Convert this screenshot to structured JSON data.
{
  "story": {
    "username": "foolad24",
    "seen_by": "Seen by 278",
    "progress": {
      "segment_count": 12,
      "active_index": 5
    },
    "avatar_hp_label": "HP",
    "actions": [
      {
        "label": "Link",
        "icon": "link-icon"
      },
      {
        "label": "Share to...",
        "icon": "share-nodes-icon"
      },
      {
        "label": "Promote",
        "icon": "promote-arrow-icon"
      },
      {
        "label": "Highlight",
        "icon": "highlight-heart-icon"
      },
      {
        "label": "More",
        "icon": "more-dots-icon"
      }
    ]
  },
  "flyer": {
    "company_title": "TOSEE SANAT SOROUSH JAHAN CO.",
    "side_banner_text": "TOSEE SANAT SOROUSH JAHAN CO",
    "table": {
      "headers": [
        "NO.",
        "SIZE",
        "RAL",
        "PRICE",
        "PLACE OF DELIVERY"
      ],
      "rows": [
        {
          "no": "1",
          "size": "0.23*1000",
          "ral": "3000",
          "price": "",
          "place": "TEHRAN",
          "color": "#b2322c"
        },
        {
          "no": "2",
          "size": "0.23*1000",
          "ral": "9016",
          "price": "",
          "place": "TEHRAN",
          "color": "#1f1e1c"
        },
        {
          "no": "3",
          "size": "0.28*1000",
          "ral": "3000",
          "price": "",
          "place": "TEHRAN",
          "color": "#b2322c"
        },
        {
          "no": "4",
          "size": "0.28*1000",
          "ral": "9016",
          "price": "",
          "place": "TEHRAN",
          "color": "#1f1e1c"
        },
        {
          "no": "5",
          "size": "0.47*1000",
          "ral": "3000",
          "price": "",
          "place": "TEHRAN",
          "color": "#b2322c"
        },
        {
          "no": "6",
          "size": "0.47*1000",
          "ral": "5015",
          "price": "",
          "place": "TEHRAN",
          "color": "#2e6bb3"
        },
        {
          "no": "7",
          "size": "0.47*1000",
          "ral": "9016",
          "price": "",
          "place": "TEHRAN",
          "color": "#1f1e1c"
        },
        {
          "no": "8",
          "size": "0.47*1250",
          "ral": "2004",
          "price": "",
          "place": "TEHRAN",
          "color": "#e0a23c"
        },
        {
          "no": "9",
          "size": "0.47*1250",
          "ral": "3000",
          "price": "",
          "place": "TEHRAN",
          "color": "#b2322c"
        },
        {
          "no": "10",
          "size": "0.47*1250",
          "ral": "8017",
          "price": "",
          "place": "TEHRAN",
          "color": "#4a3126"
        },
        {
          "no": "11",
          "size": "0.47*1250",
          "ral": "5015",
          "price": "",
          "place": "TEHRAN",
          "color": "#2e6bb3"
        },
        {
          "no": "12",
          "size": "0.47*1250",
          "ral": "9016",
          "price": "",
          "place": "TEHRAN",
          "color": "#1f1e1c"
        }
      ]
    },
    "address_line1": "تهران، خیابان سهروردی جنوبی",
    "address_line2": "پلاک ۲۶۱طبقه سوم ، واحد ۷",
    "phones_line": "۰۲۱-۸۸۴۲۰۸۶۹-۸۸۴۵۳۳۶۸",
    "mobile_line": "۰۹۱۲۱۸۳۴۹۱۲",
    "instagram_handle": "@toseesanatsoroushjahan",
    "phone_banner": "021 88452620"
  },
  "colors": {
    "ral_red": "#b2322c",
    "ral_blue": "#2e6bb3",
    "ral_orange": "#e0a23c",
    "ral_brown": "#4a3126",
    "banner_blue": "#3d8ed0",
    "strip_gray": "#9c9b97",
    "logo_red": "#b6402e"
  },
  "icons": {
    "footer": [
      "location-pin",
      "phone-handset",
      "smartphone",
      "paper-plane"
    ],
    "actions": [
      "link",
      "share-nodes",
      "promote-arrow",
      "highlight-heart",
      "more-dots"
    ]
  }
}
------------------------------------
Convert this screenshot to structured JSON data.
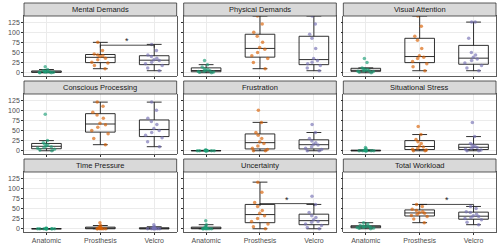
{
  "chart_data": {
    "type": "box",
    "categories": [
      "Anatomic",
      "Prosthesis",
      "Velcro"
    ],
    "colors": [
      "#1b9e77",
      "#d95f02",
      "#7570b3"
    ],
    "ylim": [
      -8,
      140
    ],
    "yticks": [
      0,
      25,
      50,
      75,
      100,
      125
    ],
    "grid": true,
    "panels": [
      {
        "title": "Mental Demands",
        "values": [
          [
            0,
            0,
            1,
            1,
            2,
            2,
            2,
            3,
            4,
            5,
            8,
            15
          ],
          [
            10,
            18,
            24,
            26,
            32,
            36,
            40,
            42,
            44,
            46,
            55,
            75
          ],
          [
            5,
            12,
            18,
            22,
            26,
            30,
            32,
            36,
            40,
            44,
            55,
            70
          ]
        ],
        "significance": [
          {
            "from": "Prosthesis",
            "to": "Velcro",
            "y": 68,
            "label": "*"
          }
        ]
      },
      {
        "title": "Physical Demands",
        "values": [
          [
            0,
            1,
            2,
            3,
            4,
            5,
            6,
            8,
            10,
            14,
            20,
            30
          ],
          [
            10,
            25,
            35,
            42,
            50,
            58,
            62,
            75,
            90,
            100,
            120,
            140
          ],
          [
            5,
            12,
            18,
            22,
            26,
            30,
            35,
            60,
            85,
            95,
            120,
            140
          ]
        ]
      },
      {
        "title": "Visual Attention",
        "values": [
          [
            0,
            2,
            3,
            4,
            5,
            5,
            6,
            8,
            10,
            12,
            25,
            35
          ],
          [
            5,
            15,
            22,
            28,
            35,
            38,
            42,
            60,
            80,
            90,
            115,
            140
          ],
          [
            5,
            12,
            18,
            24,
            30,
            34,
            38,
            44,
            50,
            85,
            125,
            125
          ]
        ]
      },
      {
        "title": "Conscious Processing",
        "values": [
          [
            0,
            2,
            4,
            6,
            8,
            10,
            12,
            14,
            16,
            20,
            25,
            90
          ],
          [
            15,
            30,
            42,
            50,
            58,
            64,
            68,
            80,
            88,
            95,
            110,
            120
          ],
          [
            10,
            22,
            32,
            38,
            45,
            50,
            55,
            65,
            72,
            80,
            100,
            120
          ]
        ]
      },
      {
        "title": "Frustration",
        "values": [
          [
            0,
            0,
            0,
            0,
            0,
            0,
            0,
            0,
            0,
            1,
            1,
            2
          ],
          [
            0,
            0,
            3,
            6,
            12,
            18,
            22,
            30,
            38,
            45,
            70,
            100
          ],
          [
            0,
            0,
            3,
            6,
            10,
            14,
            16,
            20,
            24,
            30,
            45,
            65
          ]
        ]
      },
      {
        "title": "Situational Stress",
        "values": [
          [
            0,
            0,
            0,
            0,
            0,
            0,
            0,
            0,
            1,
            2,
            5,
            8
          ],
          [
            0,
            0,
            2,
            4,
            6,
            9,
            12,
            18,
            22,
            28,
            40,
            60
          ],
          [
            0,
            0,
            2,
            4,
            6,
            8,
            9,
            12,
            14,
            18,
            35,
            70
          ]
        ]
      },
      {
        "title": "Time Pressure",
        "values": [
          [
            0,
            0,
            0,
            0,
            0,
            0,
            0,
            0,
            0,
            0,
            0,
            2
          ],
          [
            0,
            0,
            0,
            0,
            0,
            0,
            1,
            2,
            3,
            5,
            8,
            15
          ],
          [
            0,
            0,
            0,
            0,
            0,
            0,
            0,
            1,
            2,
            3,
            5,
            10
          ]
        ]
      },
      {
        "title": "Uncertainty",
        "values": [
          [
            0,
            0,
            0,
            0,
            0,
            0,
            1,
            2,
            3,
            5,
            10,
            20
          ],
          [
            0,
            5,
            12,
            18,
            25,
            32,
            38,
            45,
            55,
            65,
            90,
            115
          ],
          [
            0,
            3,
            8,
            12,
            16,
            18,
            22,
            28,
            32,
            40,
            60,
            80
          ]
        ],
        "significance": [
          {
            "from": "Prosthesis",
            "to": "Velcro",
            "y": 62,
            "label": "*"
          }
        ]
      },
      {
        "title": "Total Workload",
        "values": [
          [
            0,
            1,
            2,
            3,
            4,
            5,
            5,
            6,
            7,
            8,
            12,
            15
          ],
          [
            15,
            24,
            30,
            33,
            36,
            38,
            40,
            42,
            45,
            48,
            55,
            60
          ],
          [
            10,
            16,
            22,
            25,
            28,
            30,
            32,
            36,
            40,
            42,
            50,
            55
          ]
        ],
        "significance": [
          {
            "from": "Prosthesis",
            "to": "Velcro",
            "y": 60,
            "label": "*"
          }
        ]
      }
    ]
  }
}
------------------------------------
» WORK TO COMPLETE: Going through the entries above, tally each line that has the word "Demands". Answer with the number only.

» SOLUTION FOR THIS TASK: 2